— Start Task data —

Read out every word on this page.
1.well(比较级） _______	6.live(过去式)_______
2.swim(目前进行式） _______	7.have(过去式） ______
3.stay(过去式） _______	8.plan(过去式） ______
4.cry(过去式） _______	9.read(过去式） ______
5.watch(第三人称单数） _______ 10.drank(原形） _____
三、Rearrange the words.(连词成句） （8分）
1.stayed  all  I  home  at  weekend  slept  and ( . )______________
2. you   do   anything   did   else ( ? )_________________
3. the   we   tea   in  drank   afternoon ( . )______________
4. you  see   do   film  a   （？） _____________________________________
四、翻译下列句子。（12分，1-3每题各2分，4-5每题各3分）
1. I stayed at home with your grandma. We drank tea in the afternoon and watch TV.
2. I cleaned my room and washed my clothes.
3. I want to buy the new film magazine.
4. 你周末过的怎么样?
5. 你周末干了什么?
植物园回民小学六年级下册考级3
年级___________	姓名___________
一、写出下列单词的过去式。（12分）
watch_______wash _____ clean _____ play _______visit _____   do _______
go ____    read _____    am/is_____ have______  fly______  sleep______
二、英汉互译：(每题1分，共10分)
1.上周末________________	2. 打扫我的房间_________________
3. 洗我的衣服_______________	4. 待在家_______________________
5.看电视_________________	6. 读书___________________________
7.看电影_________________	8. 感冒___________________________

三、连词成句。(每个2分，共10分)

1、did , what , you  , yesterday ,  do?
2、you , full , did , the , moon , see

— End Task data —

Which lines above contain "连词成句"? Show each of them.

→ **Full response**:
三、Rearrange the words.(连词成句） （8分）
三、连词成句。(每个2分，共10分)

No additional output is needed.